Region boundary data
══════════════════════════════

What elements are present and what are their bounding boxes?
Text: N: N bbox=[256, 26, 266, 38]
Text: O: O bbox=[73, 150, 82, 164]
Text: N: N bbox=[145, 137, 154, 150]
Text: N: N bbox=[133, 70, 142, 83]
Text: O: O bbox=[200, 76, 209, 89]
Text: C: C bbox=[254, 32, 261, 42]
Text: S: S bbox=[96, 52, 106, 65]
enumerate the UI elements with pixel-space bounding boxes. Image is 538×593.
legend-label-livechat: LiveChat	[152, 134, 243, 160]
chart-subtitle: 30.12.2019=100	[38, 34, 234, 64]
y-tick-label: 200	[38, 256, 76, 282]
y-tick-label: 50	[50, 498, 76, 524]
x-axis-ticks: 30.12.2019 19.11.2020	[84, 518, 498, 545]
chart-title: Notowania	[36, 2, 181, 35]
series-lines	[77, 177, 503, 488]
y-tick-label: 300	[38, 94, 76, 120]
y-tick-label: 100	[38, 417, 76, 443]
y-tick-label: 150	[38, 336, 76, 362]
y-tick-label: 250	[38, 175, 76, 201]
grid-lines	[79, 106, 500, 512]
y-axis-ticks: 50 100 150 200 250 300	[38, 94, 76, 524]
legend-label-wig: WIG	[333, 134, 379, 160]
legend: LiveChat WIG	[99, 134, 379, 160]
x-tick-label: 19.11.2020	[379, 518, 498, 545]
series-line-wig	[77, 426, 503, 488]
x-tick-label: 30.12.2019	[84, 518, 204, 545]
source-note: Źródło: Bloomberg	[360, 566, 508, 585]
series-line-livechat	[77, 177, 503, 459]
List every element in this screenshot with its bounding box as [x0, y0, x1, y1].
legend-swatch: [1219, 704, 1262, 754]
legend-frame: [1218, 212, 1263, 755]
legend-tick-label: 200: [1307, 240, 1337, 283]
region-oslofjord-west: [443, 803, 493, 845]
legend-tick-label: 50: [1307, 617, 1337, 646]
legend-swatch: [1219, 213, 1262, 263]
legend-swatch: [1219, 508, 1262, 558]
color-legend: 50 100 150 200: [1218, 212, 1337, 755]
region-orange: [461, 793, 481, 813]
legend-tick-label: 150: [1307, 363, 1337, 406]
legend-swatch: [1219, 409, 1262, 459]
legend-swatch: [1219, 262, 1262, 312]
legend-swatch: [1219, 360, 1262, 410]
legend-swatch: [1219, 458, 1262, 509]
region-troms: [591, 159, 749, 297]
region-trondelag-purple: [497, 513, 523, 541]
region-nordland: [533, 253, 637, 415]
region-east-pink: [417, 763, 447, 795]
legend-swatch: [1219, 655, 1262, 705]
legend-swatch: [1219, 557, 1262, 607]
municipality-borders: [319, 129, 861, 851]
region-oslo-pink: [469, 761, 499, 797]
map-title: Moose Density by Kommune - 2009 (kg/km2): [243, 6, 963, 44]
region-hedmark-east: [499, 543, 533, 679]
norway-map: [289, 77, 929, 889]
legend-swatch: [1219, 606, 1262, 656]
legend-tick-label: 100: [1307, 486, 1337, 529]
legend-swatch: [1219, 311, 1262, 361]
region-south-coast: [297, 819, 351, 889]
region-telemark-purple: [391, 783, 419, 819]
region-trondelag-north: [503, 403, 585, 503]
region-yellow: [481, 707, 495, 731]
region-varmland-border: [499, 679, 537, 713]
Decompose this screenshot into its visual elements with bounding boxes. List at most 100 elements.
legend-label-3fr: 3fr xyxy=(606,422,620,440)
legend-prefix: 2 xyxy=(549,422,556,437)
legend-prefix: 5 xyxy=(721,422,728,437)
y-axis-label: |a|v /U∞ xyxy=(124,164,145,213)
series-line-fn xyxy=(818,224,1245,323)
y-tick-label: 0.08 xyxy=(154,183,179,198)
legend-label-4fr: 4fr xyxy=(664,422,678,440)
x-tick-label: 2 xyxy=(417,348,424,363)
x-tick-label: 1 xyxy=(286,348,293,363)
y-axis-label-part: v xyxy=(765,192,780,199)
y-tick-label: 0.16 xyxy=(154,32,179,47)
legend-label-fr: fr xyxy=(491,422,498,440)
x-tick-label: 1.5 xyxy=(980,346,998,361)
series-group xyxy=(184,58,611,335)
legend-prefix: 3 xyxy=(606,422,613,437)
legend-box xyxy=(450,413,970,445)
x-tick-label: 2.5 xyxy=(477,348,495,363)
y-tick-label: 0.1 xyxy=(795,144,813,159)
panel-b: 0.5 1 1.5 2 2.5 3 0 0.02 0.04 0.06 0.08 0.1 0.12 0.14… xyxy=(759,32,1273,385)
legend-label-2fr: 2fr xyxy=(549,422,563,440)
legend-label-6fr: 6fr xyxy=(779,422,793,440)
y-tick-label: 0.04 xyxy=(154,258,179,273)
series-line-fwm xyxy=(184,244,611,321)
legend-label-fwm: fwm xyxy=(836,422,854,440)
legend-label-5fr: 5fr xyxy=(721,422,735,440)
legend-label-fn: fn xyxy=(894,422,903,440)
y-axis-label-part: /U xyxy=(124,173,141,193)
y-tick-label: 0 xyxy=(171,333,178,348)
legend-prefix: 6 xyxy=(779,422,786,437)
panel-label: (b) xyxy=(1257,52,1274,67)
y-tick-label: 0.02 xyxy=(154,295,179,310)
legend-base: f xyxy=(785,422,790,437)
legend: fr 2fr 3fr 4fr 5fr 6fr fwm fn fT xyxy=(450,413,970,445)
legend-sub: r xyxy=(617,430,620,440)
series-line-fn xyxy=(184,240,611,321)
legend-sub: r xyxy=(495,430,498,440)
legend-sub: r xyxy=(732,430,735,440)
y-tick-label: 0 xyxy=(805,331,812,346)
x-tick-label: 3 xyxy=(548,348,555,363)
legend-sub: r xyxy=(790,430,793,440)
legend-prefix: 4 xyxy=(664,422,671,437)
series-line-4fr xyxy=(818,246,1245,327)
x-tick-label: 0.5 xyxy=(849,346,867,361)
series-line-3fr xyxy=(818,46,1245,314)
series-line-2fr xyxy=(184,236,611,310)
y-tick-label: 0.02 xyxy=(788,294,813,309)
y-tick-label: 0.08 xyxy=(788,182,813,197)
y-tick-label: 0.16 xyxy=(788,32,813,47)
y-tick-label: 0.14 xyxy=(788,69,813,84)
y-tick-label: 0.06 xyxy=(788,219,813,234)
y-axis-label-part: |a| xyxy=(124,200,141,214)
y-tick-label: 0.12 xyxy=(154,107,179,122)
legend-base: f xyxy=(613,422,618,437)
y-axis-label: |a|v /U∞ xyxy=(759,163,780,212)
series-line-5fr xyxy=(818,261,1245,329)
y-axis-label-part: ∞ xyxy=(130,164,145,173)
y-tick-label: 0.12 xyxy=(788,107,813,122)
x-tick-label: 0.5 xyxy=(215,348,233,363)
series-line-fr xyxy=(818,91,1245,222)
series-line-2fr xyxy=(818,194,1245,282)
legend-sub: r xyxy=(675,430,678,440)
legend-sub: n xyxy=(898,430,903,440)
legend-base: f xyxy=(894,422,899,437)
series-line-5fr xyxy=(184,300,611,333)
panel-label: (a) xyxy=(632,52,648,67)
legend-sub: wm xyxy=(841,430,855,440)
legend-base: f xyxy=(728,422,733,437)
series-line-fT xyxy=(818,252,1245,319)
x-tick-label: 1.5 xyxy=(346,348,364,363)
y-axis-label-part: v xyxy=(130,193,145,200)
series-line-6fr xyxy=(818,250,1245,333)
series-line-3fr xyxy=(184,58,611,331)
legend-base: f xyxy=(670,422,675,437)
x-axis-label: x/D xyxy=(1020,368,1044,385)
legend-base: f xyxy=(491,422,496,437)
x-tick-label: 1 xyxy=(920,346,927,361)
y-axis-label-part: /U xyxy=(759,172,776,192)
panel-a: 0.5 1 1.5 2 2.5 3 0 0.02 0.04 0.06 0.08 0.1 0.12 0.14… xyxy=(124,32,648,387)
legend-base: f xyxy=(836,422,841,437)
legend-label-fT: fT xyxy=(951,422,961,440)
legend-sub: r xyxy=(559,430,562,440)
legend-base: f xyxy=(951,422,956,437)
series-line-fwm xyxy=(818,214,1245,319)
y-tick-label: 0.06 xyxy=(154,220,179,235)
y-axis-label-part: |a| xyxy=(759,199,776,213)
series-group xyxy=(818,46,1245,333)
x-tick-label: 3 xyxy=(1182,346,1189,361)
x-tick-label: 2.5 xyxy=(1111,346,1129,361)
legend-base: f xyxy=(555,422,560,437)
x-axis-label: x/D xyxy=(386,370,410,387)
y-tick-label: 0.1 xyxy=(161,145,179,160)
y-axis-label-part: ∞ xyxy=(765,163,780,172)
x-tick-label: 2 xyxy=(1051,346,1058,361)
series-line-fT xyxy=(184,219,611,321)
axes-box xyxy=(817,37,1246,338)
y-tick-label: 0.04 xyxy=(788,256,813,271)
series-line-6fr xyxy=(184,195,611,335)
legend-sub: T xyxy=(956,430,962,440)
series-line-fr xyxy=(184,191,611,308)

══════════════════════════════

» What is being asked: Reproduce the lines of the material above word for word, from its first line through the line that contains "region-east-pink: [417, 763, 447, 795]", with both of those lines included.

» Reply to the exercise:
What elements are present and what are their bounding boxes?
Text: N: N bbox=[256, 26, 266, 38]
Text: O: O bbox=[73, 150, 82, 164]
Text: N: N bbox=[145, 137, 154, 150]
Text: N: N bbox=[133, 70, 142, 83]
Text: O: O bbox=[200, 76, 209, 89]
Text: C: C bbox=[254, 32, 261, 42]
Text: S: S bbox=[96, 52, 106, 65]
enumerate the UI elements with pixel-space bounding boxes. Image is 538×593.
legend-label-livechat: LiveChat	[152, 134, 243, 160]
chart-subtitle: 30.12.2019=100	[38, 34, 234, 64]
y-tick-label: 200	[38, 256, 76, 282]
y-tick-label: 50	[50, 498, 76, 524]
x-axis-ticks: 30.12.2019 19.11.2020	[84, 518, 498, 545]
chart-title: Notowania	[36, 2, 181, 35]
series-lines	[77, 177, 503, 488]
y-tick-label: 300	[38, 94, 76, 120]
y-tick-label: 100	[38, 417, 76, 443]
y-tick-label: 150	[38, 336, 76, 362]
y-tick-label: 250	[38, 175, 76, 201]
grid-lines	[79, 106, 500, 512]
y-axis-ticks: 50 100 150 200 250 300	[38, 94, 76, 524]
legend-label-wig: WIG	[333, 134, 379, 160]
legend: LiveChat WIG	[99, 134, 379, 160]
x-tick-label: 19.11.2020	[379, 518, 498, 545]
series-line-wig	[77, 426, 503, 488]
x-tick-label: 30.12.2019	[84, 518, 204, 545]
source-note: Źródło: Bloomberg	[360, 566, 508, 585]
series-line-livechat	[77, 177, 503, 459]
List every element in this screenshot with its bounding box as [x0, y0, x1, y1].
legend-swatch: [1219, 704, 1262, 754]
legend-frame: [1218, 212, 1263, 755]
legend-tick-label: 200: [1307, 240, 1337, 283]
region-oslofjord-west: [443, 803, 493, 845]
legend-tick-label: 50: [1307, 617, 1337, 646]
legend-swatch: [1219, 213, 1262, 263]
legend-swatch: [1219, 508, 1262, 558]
color-legend: 50 100 150 200: [1218, 212, 1337, 755]
region-orange: [461, 793, 481, 813]
legend-tick-label: 150: [1307, 363, 1337, 406]
legend-swatch: [1219, 409, 1262, 459]
legend-swatch: [1219, 262, 1262, 312]
legend-swatch: [1219, 360, 1262, 410]
legend-swatch: [1219, 458, 1262, 509]
region-troms: [591, 159, 749, 297]
region-trondelag-purple: [497, 513, 523, 541]
region-nordland: [533, 253, 637, 415]
region-east-pink: [417, 763, 447, 795]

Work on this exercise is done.